▶ **WRITTEN TASK**
The records that follow are to be transcribed in full, without their images.

[START]

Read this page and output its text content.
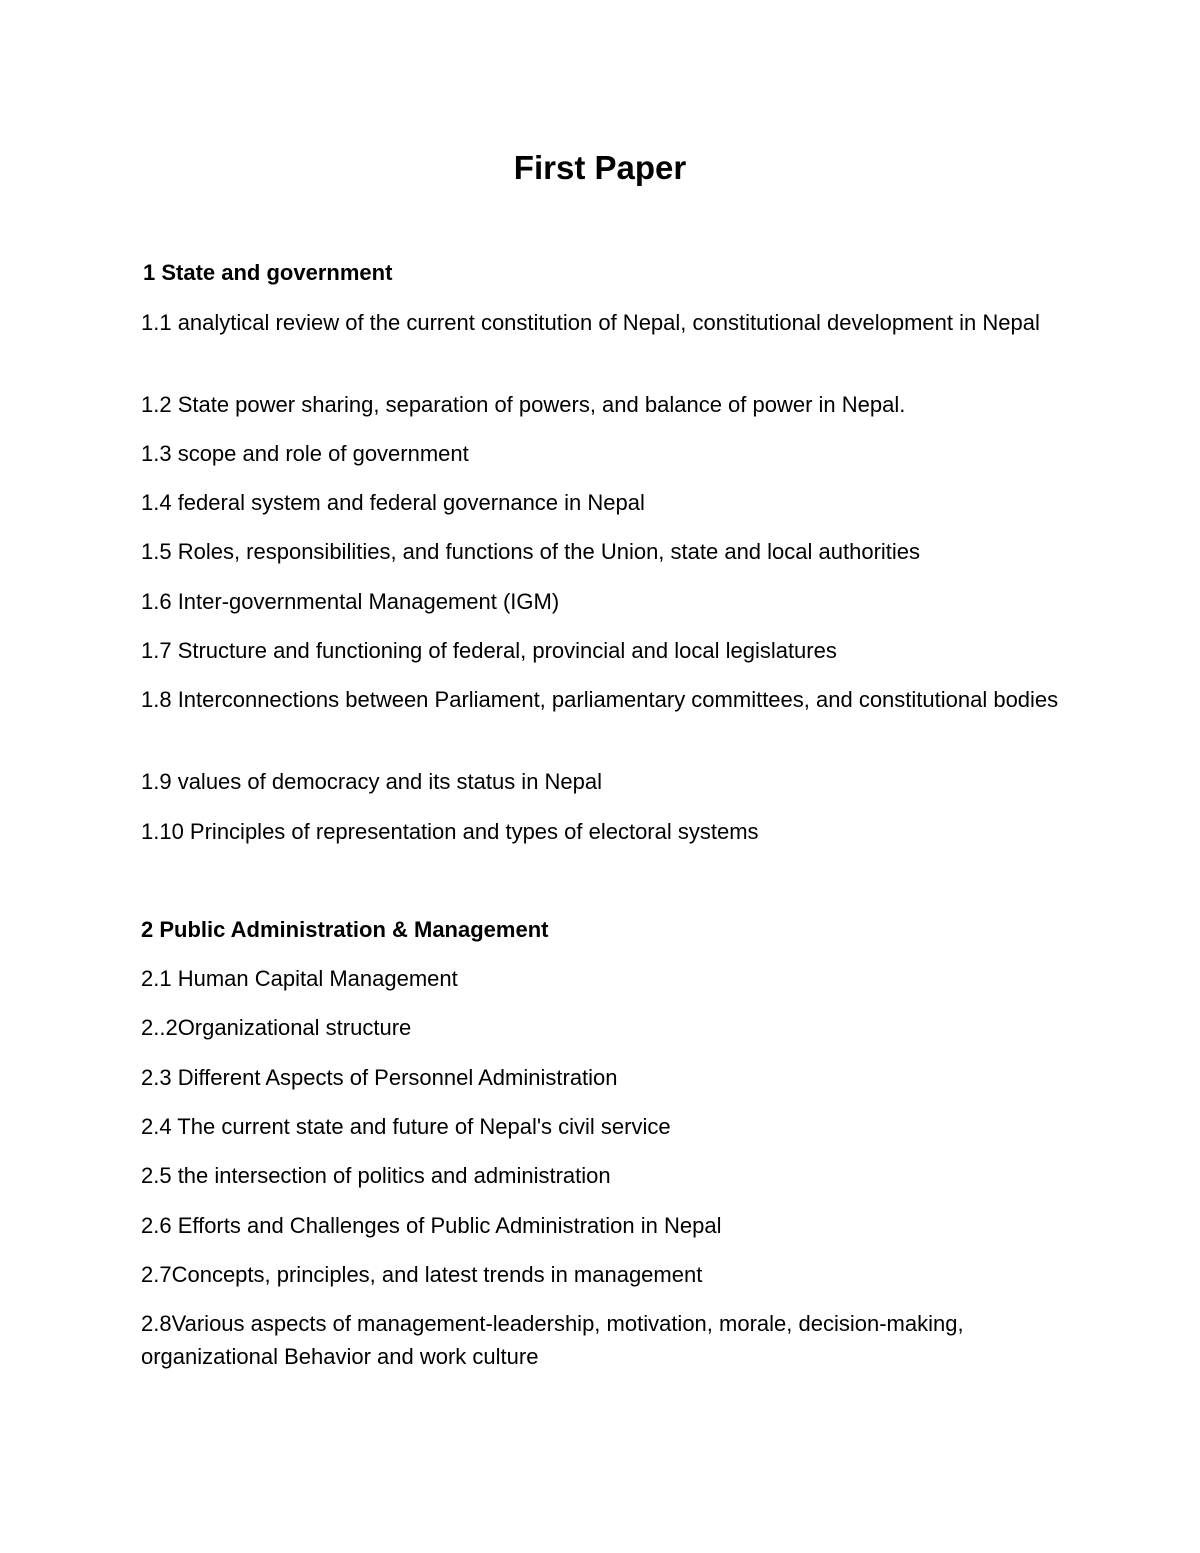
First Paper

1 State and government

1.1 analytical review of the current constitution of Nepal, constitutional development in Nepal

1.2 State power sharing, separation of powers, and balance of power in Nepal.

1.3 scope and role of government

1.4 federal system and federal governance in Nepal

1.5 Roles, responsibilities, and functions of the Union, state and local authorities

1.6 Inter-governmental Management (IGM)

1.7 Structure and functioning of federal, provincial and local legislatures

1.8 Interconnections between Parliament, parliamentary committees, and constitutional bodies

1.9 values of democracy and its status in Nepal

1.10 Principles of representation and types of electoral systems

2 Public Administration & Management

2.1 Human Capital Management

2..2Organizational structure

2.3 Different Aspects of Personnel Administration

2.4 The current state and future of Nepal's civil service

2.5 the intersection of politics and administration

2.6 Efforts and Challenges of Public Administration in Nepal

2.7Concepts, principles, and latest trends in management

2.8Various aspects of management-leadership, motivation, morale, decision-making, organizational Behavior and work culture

[END]

▶ **SOLUTION FOR THIS PROBLEM**
Read this page and output its text content.
First Paper

1 State and government

1.1 analytical review of the current constitution of Nepal, constitutional development in Nepal

1.2 State power sharing, separation of powers, and balance of power in Nepal.

1.3 scope and role of government

1.4 federal system and federal governance in Nepal

1.5 Roles, responsibilities, and functions of the Union, state and local authorities

1.6 Inter-governmental Management (IGM)

1.7 Structure and functioning of federal, provincial and local legislatures

1.8 Interconnections between Parliament, parliamentary committees, and constitutional bodies

1.9 values of democracy and its status in Nepal

1.10 Principles of representation and types of electoral systems

2 Public Administration & Management

2.1 Human Capital Management

2..2Organizational structure

2.3 Different Aspects of Personnel Administration

2.4 The current state and future of Nepal's civil service

2.5 the intersection of politics and administration

2.6 Efforts and Challenges of Public Administration in Nepal

2.7Concepts, principles, and latest trends in management

2.8Various aspects of management-leadership, motivation, morale, decision-making, organizational Behavior and work culture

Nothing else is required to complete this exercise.